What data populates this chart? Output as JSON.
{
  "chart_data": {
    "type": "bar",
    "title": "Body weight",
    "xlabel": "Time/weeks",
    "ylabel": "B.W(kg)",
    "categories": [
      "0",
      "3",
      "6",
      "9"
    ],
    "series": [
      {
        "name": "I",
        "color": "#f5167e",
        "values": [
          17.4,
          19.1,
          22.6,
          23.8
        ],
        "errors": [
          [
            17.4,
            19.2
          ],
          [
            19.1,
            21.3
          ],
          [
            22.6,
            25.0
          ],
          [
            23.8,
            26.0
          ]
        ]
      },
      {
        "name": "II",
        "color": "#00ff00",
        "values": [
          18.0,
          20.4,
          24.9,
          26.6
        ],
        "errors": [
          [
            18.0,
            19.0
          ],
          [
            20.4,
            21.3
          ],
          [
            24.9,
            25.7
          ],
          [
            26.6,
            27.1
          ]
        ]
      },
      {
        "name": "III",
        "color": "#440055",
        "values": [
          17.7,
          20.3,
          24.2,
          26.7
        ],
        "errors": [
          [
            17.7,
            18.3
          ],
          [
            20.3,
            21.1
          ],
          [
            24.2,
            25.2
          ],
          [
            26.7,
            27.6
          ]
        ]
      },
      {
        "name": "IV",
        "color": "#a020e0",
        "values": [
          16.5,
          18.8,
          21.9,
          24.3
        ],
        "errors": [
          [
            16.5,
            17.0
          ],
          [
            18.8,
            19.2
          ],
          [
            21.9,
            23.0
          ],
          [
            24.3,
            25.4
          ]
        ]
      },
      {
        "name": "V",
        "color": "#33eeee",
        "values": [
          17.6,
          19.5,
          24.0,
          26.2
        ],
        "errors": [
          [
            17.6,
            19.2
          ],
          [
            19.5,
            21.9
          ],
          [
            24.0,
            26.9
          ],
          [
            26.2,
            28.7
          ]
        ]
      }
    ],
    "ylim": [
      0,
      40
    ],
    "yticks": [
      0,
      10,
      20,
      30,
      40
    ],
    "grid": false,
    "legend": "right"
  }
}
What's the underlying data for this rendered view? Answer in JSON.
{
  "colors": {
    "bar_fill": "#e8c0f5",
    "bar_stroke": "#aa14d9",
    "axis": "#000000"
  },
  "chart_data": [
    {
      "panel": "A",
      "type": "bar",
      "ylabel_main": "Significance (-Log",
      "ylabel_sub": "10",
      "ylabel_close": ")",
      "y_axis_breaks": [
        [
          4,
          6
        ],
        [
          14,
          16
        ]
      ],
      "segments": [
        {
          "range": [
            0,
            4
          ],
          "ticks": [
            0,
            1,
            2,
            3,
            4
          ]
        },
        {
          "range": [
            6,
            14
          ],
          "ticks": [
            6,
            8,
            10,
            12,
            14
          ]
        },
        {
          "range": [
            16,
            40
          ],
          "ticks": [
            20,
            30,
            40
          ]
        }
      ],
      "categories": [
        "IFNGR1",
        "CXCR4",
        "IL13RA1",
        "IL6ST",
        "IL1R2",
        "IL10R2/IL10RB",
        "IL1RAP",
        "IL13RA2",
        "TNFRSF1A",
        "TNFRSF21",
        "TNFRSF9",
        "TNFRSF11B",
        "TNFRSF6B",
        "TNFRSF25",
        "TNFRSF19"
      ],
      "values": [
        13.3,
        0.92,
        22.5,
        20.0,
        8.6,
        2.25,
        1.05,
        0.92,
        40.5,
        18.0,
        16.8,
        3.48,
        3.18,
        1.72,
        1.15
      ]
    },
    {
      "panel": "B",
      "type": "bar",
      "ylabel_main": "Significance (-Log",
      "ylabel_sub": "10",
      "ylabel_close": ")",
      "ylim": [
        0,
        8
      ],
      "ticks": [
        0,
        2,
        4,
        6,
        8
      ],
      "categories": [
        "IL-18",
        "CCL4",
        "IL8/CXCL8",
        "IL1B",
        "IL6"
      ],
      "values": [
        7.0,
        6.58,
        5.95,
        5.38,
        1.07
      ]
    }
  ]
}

+++

▶ **The problem**: Write out every record shown above, word for word.

▶ **Task answer**:
What data populates this chart? Output as JSON.
{
  "chart_data": {
    "type": "bar",
    "title": "Body weight",
    "xlabel": "Time/weeks",
    "ylabel": "B.W(kg)",
    "categories": [
      "0",
      "3",
      "6",
      "9"
    ],
    "series": [
      {
        "name": "I",
        "color": "#f5167e",
        "values": [
          17.4,
          19.1,
          22.6,
          23.8
        ],
        "errors": [
          [
            17.4,
            19.2
          ],
          [
            19.1,
            21.3
          ],
          [
            22.6,
            25.0
          ],
          [
            23.8,
            26.0
          ]
        ]
      },
      {
        "name": "II",
        "color": "#00ff00",
        "values": [
          18.0,
          20.4,
          24.9,
          26.6
        ],
        "errors": [
          [
            18.0,
            19.0
          ],
          [
            20.4,
            21.3
          ],
          [
            24.9,
            25.7
          ],
          [
            26.6,
            27.1
          ]
        ]
      },
      {
        "name": "III",
        "color": "#440055",
        "values": [
          17.7,
          20.3,
          24.2,
          26.7
        ],
        "errors": [
          [
            17.7,
            18.3
          ],
          [
            20.3,
            21.1
          ],
          [
            24.2,
            25.2
          ],
          [
            26.7,
            27.6
          ]
        ]
      },
      {
        "name": "IV",
        "color": "#a020e0",
        "values": [
          16.5,
          18.8,
          21.9,
          24.3
        ],
        "errors": [
          [
            16.5,
            17.0
          ],
          [
            18.8,
            19.2
          ],
          [
            21.9,
            23.0
          ],
          [
            24.3,
            25.4
          ]
        ]
      },
      {
        "name": "V",
        "color": "#33eeee",
        "values": [
          17.6,
          19.5,
          24.0,
          26.2
        ],
        "errors": [
          [
            17.6,
            19.2
          ],
          [
            19.5,
            21.9
          ],
          [
            24.0,
            26.9
          ],
          [
            26.2,
            28.7
          ]
        ]
      }
    ],
    "ylim": [
      0,
      40
    ],
    "yticks": [
      0,
      10,
      20,
      30,
      40
    ],
    "grid": false,
    "legend": "right"
  }
}
What's the underlying data for this rendered view? Answer in JSON.
{
  "colors": {
    "bar_fill": "#e8c0f5",
    "bar_stroke": "#aa14d9",
    "axis": "#000000"
  },
  "chart_data": [
    {
      "panel": "A",
      "type": "bar",
      "ylabel_main": "Significance (-Log",
      "ylabel_sub": "10",
      "ylabel_close": ")",
      "y_axis_breaks": [
        [
          4,
          6
        ],
        [
          14,
          16
        ]
      ],
      "segments": [
        {
          "range": [
            0,
            4
          ],
          "ticks": [
            0,
            1,
            2,
            3,
            4
          ]
        },
        {
          "range": [
            6,
            14
          ],
          "ticks": [
            6,
            8,
            10,
            12,
            14
          ]
        },
        {
          "range": [
            16,
            40
          ],
          "ticks": [
            20,
            30,
            40
          ]
        }
      ],
      "categories": [
        "IFNGR1",
        "CXCR4",
        "IL13RA1",
        "IL6ST",
        "IL1R2",
        "IL10R2/IL10RB",
        "IL1RAP",
        "IL13RA2",
        "TNFRSF1A",
        "TNFRSF21",
        "TNFRSF9",
        "TNFRSF11B",
        "TNFRSF6B",
        "TNFRSF25",
        "TNFRSF19"
      ],
      "values": [
        13.3,
        0.92,
        22.5,
        20.0,
        8.6,
        2.25,
        1.05,
        0.92,
        40.5,
        18.0,
        16.8,
        3.48,
        3.18,
        1.72,
        1.15
      ]
    },
    {
      "panel": "B",
      "type": "bar",
      "ylabel_main": "Significance (-Log",
      "ylabel_sub": "10",
      "ylabel_close": ")",
      "ylim": [
        0,
        8
      ],
      "ticks": [
        0,
        2,
        4,
        6,
        8
      ],
      "categories": [
        "IL-18",
        "CCL4",
        "IL8/CXCL8",
        "IL1B",
        "IL6"
      ],
      "values": [
        7.0,
        6.58,
        5.95,
        5.38,
        1.07
      ]
    }
  ]
}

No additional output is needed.